Opinion
CIVIL ACTION NO. 6:15cv274
10-21-2015
MAURICE BLUITT v. DIRECTOR, TDCJ-CID
MEMORANDUM ADOPTING REPORT AND RECOMMENDATION OF THE UNITED STATES MAGISTRATE JUDGE AND ENTERING FINAL JUDGMENT
The Petitioner Maurice Bluitt, proceeding pro se, filed this application for the writ of habeas corpus under 28 U.S.C. §2254 complaining of the legality of the computation of his sentence. This Court ordered that the matter be referred to the United States Magistrate Judge pursuant to 28 U.S.C. §636(b)(1) and (3) and the Amended Order for the Adoption of Local Rules for the Assignment of Duties to United States Magistrate Judges.
Bluitt contends that he has a liberty interest in the work time he has earned, and as a result has completed his sentence. He argues that good time and work time are not synonymous because good time is awarded simply for refraining from misconduct while work time is given for work actually performed. Bluitt notes that good time and work time are computed separately on the TDCJ time calculation sheets and states that work time "turns speculation into mandatory language, setting criteria that is binding, definite, [and] has plain and ordinary meaning." He cites Greenholtz v. Inmates of Nebraska Penal and Correctional Complex, 442 U.S. 1, 7, 99 S.Ct. 2100, 2014 (1979) in arguing he has an expectancy of release and thus a liberty interest in his work time. Bluitt also maintains that his incarceration record shows "atypical and significant characteristics" because he saves the prison tens to hundreds of thousands of dollars through the work he performs as a skilled electrician.
After review of the pleadings, the magistrate judge issued a report recommending that the petition be dismissed. The magistrate judge determined that under Texas law, good time and work time credits are the same, and neither of these operate to shorten the duration of a sentence; instead, they serve only to accelerate eligibility for release on parole or mandatory supervision. Ex Parte Hallmark, 883 S.W.2d 672, 674 (Tex.Crim.App, 1994, reh. den.). Bluitt is not eligible for release on mandatory supervision and Texas prisoners have no liberty interest in release on parole. Johnson v. Rodriguez, 110 F.3d 299, 308 (5th Cir. 2008).
Bluitt's objections largely repeat the allegations of his complaint. He argues that he has a liberty interest in his good time credits, but this argument lacks merit because under Texas law, good time credits serve only to advance eligibility for parole or mandatory supervision. A liberty interest exists for mandatory supervision but not parole. Thus, any liberty interest in good time credits applies only to prisoners who are eligible for release on mandatory supervision, which Bluitt is not. Teague v. Quarterman, 482 F.3d 769, 777 (5th Cir. 2007).

Directions –
1. Answer these questions from the court opinion:
(a) Under which statute did Bluitt file his application for the writ of habeas corpus?
(b) What kind of work does Bluitt say he performs for the prison?
(c) What did the magistrate judge recommend after reviewing the pleadings?
2. Write the next part of the court opinion, starting right after its final sentence.
The lines that come after the court opinion are separate material and have no connection to it.

Data excerpt –
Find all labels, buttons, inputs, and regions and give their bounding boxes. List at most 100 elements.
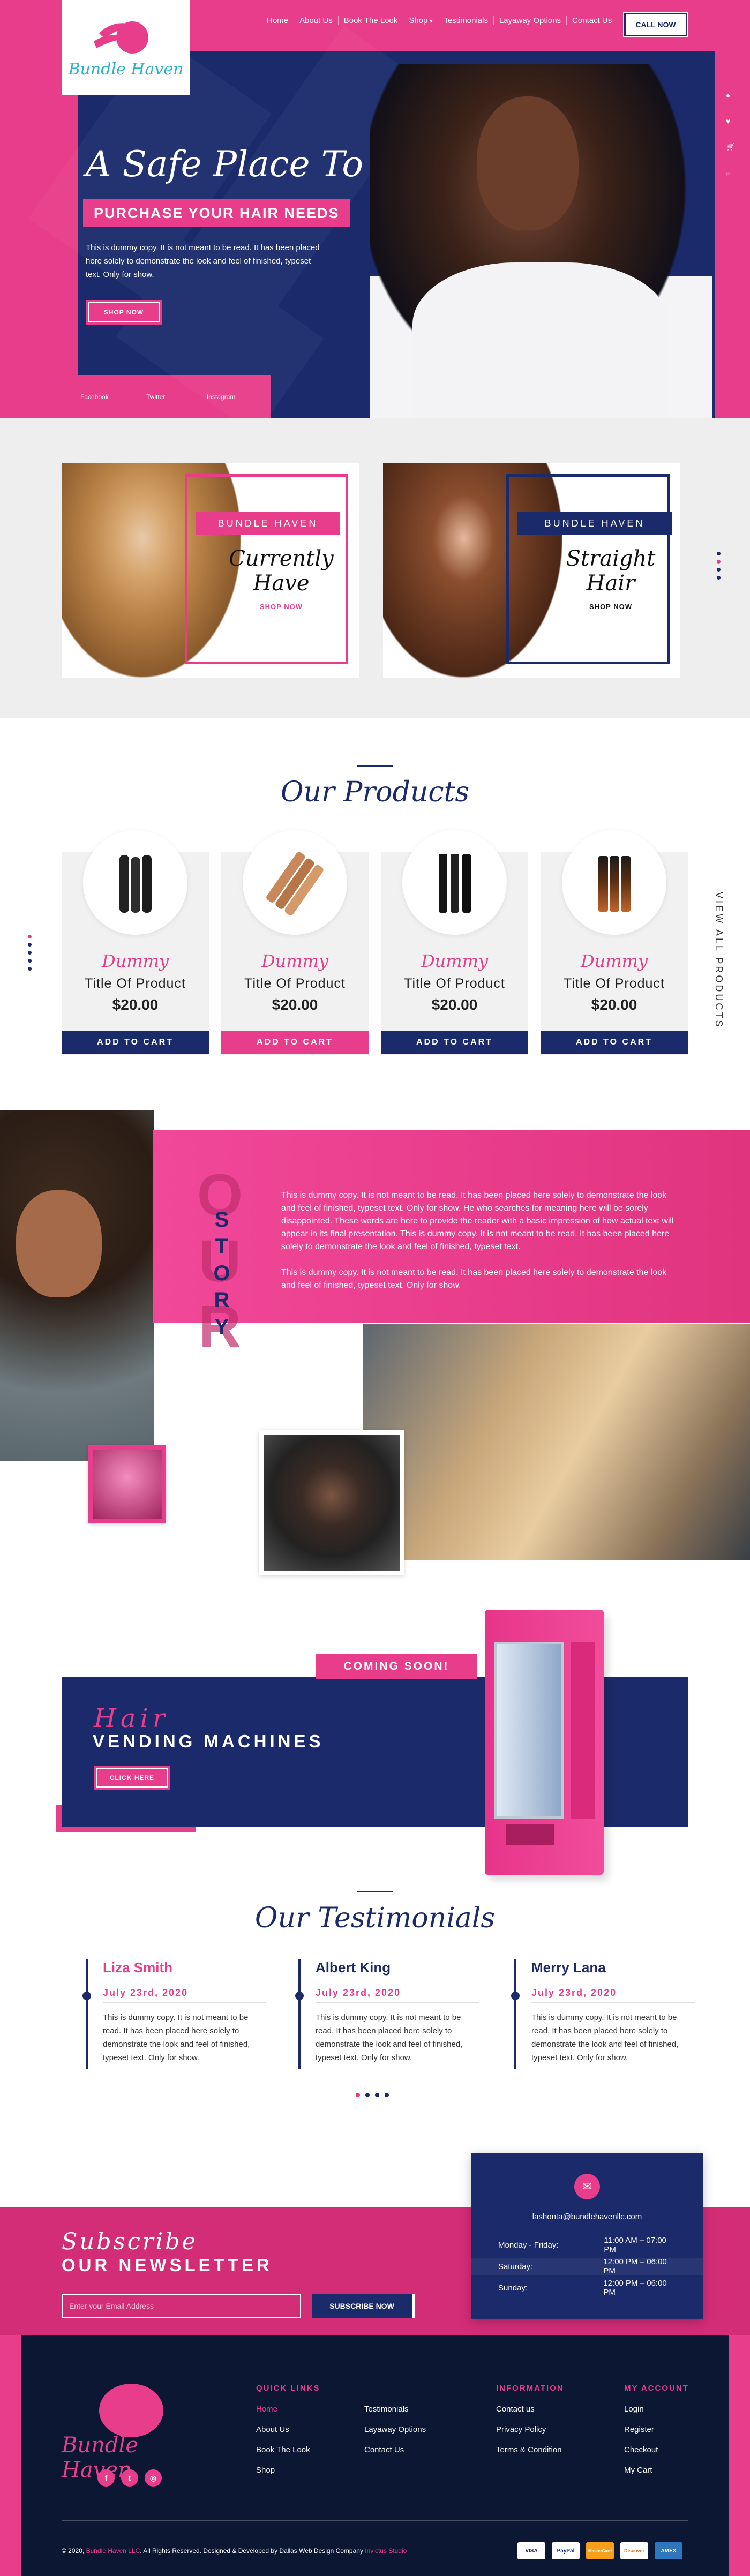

Final results –
1.
(a) 28 U.S.C. §2254
(b) He works as a skilled electrician.
(c) That the petition be dismissed.

2.
Next, Bluitt states that the TDCJ time calculation sheet is a "state created document" and it "shocks the conscience" for the Court to hold this document is of no moment. The magistrate judge determined that the separate listings for "good time" and "work time" on the calculation sheet did not change the fact that under Texas law, work time is simply good time given for working. Tex. Gov. Code art. 498.003(d). Bluitt has not shown that the magistrate judge's conclusion was incorrect.
Bluitt contends that earned work time sentence reductions are not revocable once given to the prisoners, citing Vernon's Revised Civil Statutes, art. 6166x, which was repealed in 1989. In any event, as noted above, Texas law has consistently provided at least since 1977 that good conduct time, which includes work time, applies only to eligibility for parole or mandatory supervision. Ex Parte Hallmark, 883 S.W.2d at 674, citing Vernon's Revised Civil Statutes, art. 6181-1 (since replaced by Tex. Gov. Code art. 498.003).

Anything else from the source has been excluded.